AIM OF THE EXERCISE: Copy every line that mentions the word "JSON".

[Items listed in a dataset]
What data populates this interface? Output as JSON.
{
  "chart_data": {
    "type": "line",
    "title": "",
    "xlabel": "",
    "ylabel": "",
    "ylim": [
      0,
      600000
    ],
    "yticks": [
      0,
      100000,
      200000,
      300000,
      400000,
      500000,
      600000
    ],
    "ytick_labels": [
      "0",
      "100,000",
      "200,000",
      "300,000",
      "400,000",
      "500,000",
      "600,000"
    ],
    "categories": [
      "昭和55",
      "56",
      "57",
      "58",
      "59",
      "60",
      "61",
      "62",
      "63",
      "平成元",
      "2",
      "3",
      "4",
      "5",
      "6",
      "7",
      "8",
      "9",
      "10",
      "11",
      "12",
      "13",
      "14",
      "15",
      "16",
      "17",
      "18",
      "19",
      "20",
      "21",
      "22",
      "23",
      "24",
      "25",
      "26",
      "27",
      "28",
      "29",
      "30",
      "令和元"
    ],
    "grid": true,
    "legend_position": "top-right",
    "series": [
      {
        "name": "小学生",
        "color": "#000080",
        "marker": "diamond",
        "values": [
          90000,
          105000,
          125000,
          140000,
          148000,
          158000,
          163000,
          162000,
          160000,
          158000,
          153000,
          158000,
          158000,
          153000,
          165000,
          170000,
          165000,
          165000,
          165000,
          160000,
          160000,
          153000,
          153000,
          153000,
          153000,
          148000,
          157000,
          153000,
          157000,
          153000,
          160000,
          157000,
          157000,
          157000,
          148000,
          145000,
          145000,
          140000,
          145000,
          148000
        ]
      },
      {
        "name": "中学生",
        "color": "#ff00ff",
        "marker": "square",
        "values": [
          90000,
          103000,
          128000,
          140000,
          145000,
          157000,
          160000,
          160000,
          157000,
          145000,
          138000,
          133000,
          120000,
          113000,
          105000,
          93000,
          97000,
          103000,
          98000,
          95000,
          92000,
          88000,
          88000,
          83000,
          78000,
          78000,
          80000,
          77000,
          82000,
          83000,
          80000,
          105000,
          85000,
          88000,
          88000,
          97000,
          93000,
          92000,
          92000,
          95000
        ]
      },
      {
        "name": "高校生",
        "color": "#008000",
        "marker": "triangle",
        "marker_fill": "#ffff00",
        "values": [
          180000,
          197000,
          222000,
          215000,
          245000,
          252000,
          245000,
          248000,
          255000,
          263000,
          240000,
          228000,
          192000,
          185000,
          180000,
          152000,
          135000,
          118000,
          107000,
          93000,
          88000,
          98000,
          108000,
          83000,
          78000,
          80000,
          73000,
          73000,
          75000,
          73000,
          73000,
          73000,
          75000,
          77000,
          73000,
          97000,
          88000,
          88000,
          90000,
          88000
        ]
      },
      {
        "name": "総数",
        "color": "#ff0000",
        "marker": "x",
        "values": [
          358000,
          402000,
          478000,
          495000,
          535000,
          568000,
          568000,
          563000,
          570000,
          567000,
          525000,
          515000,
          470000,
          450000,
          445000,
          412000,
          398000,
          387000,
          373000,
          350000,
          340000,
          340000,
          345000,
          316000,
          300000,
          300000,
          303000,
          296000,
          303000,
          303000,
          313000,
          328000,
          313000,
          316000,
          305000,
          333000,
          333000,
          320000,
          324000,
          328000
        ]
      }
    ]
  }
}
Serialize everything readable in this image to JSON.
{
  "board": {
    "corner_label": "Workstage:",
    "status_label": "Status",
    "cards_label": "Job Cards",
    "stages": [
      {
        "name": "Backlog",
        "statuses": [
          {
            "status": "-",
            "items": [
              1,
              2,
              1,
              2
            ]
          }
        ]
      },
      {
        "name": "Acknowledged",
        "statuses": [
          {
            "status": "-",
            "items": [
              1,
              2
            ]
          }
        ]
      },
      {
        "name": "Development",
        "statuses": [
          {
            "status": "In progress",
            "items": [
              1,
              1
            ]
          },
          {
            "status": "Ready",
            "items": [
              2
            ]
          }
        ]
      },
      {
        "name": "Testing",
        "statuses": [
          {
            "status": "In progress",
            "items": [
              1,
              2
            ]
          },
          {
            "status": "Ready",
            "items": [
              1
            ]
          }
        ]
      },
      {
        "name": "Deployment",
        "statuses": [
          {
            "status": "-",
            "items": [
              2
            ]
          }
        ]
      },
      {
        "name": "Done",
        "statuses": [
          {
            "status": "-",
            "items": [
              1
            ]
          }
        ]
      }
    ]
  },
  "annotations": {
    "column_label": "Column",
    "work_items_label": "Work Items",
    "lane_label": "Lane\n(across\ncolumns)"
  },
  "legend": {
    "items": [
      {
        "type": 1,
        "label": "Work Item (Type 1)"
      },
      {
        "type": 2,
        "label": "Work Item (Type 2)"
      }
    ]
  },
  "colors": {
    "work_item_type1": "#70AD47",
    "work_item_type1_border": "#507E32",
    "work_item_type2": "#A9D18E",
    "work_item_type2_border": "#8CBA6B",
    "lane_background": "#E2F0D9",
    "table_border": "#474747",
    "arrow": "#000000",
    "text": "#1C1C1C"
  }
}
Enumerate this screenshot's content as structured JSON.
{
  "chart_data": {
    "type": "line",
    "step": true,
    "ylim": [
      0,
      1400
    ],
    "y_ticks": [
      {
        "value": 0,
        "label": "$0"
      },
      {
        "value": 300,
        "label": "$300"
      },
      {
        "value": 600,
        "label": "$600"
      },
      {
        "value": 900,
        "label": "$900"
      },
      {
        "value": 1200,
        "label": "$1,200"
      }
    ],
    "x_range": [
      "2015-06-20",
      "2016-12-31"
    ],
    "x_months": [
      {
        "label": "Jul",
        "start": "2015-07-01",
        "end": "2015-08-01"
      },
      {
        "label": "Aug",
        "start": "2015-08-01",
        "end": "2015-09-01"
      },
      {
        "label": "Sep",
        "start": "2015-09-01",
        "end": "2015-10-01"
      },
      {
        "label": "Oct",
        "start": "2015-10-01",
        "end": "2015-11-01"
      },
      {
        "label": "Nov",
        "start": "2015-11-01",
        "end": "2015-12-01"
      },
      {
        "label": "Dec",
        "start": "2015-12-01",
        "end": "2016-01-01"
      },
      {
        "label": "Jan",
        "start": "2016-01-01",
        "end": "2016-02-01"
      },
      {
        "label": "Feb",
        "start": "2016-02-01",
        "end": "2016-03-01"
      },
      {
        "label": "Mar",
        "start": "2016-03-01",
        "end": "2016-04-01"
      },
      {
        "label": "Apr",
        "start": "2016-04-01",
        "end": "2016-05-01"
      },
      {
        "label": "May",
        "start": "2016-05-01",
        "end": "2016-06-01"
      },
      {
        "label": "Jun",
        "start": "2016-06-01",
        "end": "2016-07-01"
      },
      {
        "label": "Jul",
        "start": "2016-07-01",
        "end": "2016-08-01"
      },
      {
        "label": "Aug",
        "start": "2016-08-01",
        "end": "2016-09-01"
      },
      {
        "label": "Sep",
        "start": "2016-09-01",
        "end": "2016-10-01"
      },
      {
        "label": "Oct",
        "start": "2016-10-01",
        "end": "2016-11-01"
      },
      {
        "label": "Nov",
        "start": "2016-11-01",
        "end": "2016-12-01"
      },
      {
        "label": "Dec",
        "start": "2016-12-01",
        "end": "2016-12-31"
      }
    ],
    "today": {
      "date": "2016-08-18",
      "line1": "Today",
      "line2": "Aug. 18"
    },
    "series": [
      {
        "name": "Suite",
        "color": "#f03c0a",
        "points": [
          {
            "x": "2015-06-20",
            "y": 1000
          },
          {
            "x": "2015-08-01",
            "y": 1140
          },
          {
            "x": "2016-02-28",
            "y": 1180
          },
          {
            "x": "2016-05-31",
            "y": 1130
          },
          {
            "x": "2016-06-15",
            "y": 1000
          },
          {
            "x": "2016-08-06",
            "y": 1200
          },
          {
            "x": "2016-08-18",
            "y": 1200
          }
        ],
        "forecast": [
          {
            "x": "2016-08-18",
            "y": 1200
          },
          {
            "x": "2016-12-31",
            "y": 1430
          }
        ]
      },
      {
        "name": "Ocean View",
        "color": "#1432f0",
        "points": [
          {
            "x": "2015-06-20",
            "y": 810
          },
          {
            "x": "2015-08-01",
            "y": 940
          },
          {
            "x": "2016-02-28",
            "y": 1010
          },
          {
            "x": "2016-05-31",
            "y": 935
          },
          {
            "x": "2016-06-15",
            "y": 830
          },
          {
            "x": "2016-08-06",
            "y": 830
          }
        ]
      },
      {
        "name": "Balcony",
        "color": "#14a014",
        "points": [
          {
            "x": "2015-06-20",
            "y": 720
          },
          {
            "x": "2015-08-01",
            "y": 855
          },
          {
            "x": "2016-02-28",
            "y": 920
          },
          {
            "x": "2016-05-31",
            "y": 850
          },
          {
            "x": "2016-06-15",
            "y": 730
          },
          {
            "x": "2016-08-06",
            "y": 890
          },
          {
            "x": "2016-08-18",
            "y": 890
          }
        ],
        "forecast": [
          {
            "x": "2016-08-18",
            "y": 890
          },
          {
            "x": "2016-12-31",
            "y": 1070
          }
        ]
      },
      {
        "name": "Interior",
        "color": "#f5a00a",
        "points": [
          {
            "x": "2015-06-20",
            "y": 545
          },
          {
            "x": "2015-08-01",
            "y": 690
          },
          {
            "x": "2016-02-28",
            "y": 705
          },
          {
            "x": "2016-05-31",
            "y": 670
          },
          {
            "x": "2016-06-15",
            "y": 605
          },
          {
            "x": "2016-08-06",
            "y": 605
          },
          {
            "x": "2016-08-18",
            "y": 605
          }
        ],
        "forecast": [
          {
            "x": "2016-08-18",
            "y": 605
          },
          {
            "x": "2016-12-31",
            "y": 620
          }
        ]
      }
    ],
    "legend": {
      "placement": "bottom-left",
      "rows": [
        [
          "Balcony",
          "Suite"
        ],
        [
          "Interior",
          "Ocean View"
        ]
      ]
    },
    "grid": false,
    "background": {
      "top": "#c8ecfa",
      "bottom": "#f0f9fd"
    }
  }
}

WRITTEN ANSWER:
What data populates this interface? Output as JSON.
Serialize everything readable in this image to JSON.
Enumerate this screenshot's content as structured JSON.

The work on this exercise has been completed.